# DATA FOR PROCESSING start

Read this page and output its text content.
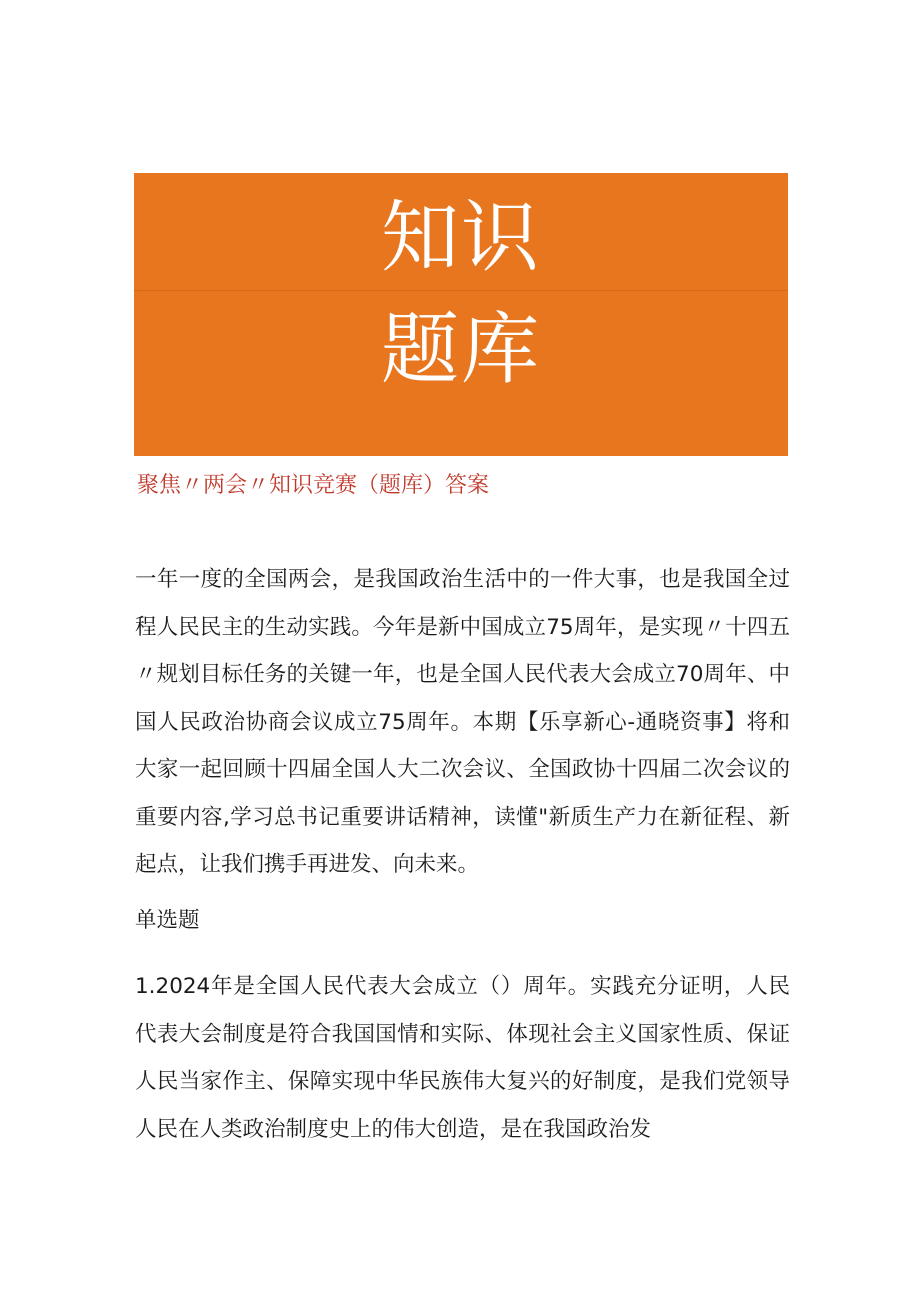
知识
题库
聚焦〃两会〃知识竞赛（题库）答案

一年一度的全国两会，是我国政治生活中的一件大事，也是我国全过程人民民主的生动实践。今年是新中国成立75周年，是实现〃十四五〃规划目标任务的关键一年，也是全国人民代表大会成立70周年、中国人民政治协商会议成立75周年。本期【乐享新心-通晓资事】将和大家一起回顾十四届全国人大二次会议、全国政协十四届二次会议的重要内容,学习总书记重要讲话精神，读懂"新质生产力在新征程、新起点，让我们携手再进发、向未来。

单选题

1.2024年是全国人民代表大会成立（）周年。实践充分证明，人民代表大会制度是符合我国国情和实际、体现社会主义国家性质、保证人民当家作主、保障实现中华民族伟大复兴的好制度，是我们党领导人民在人类政治制度史上的伟大创造，是在我国政治发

# DATA FOR PROCESSING end

• [REQUIREMENTS]:
Transcribe the material exactly, leaving every picture out.

• [EXERCISE ANSWER]:
Read this page and output its text content.
知识
题库
聚焦〃两会〃知识竞赛（题库）答案

一年一度的全国两会，是我国政治生活中的一件大事，也是我国全过程人民民主的生动实践。今年是新中国成立75周年，是实现〃十四五〃规划目标任务的关键一年，也是全国人民代表大会成立70周年、中国人民政治协商会议成立75周年。本期【乐享新心-通晓资事】将和大家一起回顾十四届全国人大二次会议、全国政协十四届二次会议的重要内容,学习总书记重要讲话精神，读懂"新质生产力在新征程、新起点，让我们携手再进发、向未来。

单选题

1.2024年是全国人民代表大会成立（）周年。实践充分证明，人民代表大会制度是符合我国国情和实际、体现社会主义国家性质、保证人民当家作主、保障实现中华民族伟大复兴的好制度，是我们党领导人民在人类政治制度史上的伟大创造，是在我国政治发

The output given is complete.